* _GIVEN PROBLEM_:
Copy out every line that contains "What".

* _SUPPLIED RECORDS_:
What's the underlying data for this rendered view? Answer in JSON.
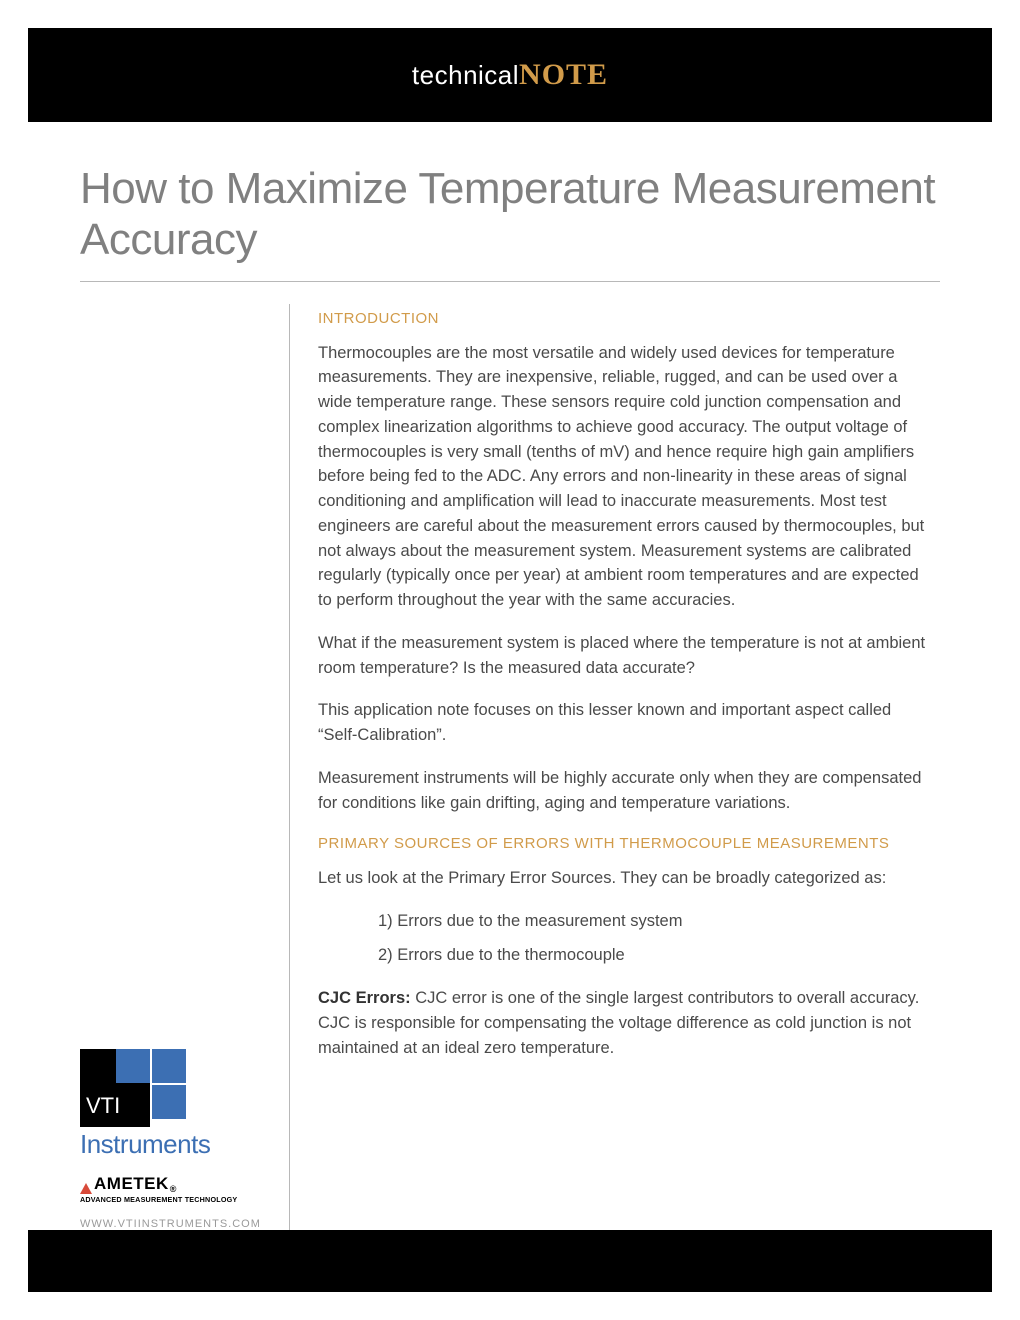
{
  "colors": {
    "accent": "#d19b4a",
    "body_text": "#4a4a4a",
    "title_text": "#808080",
    "rule": "#b8b8b8",
    "vti_blue": "#3c6fb3",
    "url_gray": "#9a9a9a",
    "ametek_red": "#d84a3a"
  },
  "banner": {
    "prefix": "technical",
    "suffix": "NOTE"
  },
  "title": "How to Maximize Temperature Measurement Accuracy",
  "sections": {
    "intro": {
      "heading": "INTRODUCTION",
      "p1": "Thermocouples are the most versatile and widely used devices for temperature measurements. They are inexpensive, reliable, rugged, and can be used over a wide temperature range. These sensors require cold junction compensation and complex linearization algorithms to achieve good accuracy. The output voltage of thermocouples is very small (tenths of mV) and hence require high gain amplifiers before being fed to the ADC.  Any errors and non-linearity in these areas of signal conditioning and amplification will lead to inaccurate measurements. Most test engineers are careful about the measurement errors caused by thermocouples, but not always about the measurement system. Measurement systems are calibrated regularly (typically once per year) at ambient room temperatures and are expected to perform throughout the year with the same accuracies.",
      "p2": "What if the measurement system is placed where the temperature is not at ambient room temperature? Is the measured data accurate?",
      "p3": "This application note focuses on this lesser known and important aspect called “Self-Calibration”.",
      "p4": "Measurement instruments will be highly accurate only when they are compensated for conditions like gain drifting, aging and temperature variations."
    },
    "errors": {
      "heading": "PRIMARY SOURCES OF ERRORS WITH THERMOCOUPLE MEASUREMENTS",
      "lead": "Let us look at the Primary Error Sources. They can be broadly categorized as:",
      "items": [
        "1) Errors due to the measurement system",
        "2) Errors due to the thermocouple"
      ],
      "cjc_label": "CJC Errors:",
      "cjc_text": "  CJC error is one of the single largest contributors to overall accuracy. CJC is responsible for compensating the voltage difference as cold junction is not maintained at an ideal zero temperature."
    }
  },
  "logo": {
    "vti": "VTI",
    "instruments": "Instruments",
    "ametek": "AMETEK",
    "ametek_reg": "®",
    "ametek_tag": "ADVANCED MEASUREMENT TECHNOLOGY",
    "url": "WWW.VTIINSTRUMENTS.COM"
  }
}
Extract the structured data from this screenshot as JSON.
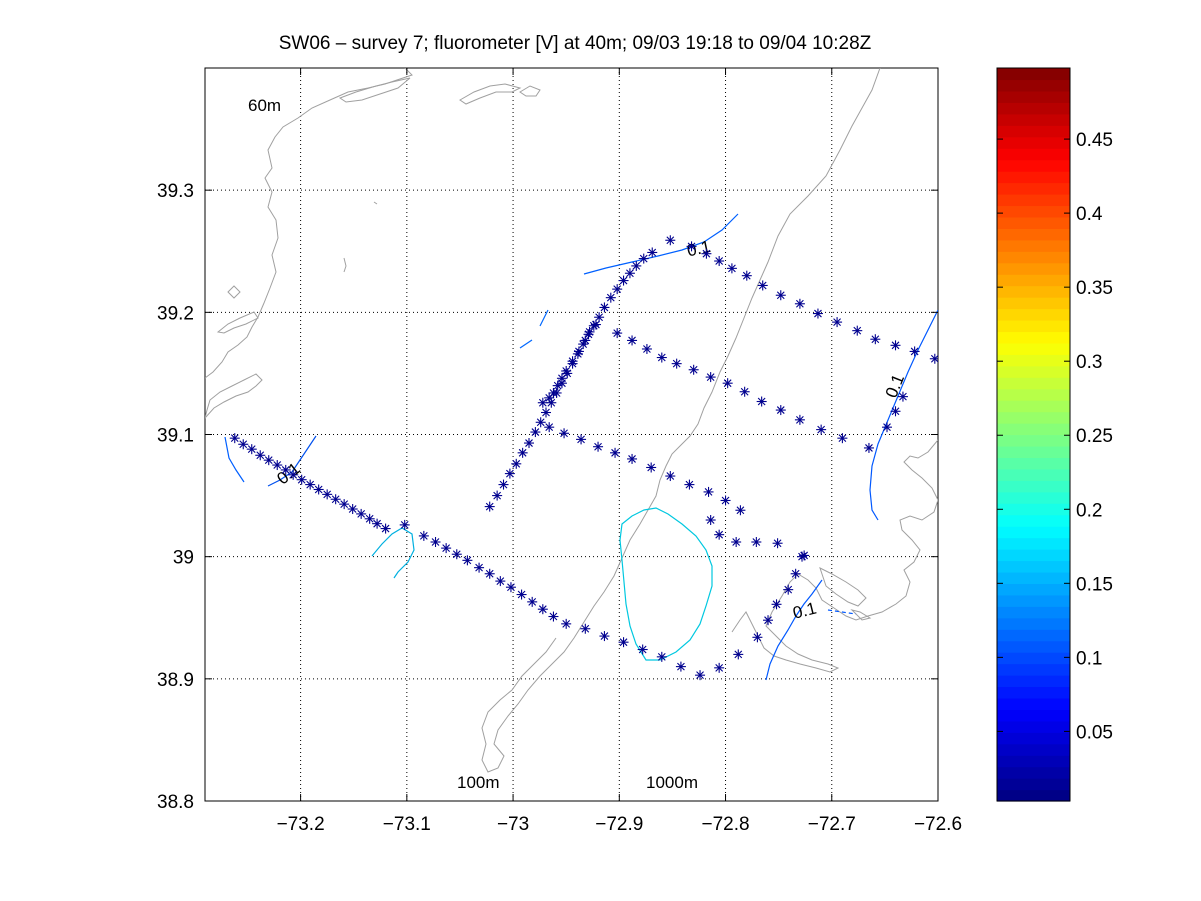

* _RESPONSE BELOW_:
What's the underlying data for this rendered view? Answer in JSON.
      "p2": "What if the measurement system is placed where the temperature is not at ambient room temperature? Is the measured data accurate?",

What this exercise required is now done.